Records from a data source
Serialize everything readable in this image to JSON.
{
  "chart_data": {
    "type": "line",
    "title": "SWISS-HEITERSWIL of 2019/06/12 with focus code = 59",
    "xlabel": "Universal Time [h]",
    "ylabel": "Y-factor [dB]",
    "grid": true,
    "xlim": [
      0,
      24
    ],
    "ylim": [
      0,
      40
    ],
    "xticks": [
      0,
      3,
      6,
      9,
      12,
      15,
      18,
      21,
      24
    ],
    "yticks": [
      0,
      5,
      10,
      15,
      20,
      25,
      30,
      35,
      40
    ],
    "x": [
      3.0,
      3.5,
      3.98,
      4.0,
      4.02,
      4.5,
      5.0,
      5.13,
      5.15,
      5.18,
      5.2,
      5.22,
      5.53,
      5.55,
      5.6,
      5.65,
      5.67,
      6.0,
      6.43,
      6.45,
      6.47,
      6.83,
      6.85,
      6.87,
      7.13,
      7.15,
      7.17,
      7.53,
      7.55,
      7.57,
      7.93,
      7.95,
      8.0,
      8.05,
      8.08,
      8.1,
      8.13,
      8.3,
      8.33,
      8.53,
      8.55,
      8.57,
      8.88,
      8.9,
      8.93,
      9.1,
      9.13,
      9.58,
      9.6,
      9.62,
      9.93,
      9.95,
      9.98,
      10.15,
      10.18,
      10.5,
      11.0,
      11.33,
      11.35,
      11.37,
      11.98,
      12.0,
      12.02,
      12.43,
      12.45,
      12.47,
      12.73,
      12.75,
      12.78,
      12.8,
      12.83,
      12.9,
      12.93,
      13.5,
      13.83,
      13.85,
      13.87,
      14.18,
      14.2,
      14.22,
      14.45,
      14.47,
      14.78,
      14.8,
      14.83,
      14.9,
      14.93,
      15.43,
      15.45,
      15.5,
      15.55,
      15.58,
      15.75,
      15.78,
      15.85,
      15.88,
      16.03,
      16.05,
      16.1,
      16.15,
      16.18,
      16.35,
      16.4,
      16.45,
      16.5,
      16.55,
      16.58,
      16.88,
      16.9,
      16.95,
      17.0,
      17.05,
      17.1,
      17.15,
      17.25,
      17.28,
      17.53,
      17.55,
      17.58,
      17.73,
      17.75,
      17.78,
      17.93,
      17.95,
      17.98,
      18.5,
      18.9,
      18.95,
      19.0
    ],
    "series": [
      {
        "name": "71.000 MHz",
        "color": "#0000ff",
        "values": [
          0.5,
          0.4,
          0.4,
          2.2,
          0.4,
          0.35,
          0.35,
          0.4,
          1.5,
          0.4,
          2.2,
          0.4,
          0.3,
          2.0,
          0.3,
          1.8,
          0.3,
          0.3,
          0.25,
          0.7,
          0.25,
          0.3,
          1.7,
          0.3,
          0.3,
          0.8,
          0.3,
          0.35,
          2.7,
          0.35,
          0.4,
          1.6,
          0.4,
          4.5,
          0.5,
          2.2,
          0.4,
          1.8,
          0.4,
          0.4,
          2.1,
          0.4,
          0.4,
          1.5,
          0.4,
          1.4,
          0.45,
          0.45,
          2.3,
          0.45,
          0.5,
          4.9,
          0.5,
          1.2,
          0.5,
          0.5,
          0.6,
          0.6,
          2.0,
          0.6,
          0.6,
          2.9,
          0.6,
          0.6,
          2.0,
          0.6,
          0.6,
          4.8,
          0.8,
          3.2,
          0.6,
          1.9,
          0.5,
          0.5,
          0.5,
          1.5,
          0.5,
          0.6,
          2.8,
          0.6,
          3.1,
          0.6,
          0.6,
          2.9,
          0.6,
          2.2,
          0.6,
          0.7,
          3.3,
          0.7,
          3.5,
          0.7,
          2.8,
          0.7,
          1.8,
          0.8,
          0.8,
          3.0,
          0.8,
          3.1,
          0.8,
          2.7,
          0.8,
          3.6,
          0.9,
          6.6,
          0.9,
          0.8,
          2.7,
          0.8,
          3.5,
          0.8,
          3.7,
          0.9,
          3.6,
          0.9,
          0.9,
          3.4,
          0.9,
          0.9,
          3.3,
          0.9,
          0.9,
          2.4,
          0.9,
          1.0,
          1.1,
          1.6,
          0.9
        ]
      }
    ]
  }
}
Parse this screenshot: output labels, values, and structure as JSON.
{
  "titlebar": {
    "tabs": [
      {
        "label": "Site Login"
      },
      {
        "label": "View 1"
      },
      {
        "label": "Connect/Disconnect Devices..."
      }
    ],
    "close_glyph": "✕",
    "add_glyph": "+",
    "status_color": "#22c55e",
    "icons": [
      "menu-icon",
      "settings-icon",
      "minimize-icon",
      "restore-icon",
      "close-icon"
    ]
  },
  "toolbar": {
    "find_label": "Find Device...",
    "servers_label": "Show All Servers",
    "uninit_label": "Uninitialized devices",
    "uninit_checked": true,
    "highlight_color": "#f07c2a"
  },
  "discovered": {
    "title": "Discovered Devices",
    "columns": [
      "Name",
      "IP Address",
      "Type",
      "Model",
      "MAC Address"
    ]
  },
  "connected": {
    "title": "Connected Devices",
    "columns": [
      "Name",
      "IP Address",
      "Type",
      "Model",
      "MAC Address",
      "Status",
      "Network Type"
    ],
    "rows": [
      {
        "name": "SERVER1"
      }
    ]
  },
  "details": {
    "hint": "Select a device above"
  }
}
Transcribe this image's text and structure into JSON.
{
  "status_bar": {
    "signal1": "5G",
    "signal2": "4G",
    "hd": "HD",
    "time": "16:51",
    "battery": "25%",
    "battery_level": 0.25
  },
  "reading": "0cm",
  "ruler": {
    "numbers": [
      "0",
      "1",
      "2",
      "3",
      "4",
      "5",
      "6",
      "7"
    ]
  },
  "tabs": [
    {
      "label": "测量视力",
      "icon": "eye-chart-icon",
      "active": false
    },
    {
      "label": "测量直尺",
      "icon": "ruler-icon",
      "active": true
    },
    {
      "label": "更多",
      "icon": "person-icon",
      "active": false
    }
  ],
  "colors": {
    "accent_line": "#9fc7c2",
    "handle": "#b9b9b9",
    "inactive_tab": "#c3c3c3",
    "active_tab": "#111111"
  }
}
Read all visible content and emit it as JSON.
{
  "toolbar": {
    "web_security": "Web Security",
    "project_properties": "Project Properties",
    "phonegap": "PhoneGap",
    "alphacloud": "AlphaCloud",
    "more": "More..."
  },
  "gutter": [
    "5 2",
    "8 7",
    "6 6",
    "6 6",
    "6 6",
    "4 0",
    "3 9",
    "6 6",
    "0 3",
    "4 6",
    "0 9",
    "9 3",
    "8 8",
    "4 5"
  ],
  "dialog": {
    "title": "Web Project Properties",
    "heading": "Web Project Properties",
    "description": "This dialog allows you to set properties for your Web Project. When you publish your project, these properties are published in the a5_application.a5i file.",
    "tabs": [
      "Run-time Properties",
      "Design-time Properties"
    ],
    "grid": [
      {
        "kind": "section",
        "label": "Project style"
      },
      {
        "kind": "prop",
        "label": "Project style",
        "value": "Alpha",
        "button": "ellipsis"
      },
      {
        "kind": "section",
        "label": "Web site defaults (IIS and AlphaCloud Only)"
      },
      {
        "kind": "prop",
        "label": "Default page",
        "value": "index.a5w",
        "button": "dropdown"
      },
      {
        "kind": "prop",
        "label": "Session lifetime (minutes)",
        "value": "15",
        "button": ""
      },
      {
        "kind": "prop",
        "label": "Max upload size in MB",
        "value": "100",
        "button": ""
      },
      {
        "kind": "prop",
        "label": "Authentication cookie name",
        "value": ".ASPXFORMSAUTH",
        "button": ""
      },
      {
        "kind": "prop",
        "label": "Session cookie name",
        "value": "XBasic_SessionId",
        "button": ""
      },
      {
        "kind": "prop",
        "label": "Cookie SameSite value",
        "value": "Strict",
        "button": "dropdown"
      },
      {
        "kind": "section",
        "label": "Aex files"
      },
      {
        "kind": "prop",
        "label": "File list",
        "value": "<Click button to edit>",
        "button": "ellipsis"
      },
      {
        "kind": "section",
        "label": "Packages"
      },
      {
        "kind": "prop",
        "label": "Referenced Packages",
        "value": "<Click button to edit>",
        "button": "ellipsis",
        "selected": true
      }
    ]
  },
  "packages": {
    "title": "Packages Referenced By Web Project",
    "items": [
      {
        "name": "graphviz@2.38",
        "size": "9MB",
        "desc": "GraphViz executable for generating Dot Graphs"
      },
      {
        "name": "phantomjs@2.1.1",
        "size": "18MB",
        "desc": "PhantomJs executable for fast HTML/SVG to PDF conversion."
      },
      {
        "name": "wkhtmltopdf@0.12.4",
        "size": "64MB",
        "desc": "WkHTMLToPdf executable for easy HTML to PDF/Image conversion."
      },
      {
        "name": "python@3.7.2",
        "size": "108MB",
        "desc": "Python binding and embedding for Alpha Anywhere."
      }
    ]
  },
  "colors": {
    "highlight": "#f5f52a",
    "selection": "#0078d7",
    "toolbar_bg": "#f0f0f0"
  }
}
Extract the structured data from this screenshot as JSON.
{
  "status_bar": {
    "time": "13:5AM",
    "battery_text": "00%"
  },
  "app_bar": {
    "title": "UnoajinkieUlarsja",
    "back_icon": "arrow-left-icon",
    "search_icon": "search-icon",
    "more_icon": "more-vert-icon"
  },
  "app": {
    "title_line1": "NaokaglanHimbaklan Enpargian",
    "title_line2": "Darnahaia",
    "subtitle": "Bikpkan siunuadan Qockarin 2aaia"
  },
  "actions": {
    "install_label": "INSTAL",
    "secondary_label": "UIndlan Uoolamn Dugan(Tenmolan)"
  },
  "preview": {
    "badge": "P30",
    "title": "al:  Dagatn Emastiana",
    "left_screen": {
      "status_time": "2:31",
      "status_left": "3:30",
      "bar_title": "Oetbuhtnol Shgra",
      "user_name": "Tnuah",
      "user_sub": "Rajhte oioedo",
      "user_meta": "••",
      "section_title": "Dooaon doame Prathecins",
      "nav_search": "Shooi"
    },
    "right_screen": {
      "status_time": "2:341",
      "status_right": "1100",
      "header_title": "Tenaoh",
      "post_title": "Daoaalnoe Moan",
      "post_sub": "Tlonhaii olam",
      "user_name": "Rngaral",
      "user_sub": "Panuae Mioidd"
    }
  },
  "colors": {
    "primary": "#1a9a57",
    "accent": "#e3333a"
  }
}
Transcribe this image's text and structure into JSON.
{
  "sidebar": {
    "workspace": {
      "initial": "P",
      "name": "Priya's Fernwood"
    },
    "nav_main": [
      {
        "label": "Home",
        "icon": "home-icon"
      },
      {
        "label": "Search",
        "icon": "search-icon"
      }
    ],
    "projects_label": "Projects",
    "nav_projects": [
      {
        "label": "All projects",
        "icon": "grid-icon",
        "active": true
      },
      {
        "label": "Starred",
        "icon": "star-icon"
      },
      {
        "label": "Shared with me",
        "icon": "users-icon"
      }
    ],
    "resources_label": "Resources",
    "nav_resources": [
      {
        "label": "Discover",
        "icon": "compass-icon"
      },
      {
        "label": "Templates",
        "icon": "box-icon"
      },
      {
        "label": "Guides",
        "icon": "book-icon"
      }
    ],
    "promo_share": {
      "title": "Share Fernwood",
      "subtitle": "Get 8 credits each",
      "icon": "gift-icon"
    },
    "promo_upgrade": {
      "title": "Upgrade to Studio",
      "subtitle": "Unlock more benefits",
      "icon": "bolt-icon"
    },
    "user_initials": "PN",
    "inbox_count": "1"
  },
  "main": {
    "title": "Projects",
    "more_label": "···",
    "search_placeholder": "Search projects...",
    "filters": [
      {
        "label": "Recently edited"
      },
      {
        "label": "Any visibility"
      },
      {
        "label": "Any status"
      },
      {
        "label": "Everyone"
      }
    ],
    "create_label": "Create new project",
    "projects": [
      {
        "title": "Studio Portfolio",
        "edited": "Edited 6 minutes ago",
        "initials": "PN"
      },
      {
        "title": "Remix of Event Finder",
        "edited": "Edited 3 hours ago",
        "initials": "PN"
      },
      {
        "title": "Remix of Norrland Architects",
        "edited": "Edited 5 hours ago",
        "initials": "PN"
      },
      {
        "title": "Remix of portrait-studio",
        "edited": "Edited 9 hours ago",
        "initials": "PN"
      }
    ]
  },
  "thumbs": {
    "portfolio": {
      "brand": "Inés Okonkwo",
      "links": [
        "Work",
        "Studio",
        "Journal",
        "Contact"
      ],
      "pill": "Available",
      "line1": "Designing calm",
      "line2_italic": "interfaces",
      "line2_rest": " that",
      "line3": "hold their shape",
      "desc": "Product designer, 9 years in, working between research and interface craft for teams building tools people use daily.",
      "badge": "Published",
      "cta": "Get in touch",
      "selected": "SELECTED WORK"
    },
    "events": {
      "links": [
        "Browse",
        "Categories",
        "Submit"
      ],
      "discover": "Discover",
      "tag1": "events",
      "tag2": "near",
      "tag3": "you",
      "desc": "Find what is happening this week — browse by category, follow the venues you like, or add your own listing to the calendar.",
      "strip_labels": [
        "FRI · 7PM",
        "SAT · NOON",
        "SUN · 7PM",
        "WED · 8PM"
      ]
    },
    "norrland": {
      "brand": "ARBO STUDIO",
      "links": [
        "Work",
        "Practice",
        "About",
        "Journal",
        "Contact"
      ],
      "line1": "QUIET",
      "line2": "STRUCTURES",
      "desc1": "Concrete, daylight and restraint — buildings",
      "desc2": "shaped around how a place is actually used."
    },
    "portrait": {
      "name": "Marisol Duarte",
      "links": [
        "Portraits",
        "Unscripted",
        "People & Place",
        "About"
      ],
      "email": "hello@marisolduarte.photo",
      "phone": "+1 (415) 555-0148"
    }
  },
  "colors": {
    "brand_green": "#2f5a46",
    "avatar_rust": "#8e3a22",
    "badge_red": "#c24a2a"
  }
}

◆ THE PROBLEM
Filter the records down to the lines that contain the string "Address", and copy those lines.

◆ ANSWER FOR THIS EXERCISE
      "IP Address",
      "MAC Address"
      "IP Address",
      "MAC Address",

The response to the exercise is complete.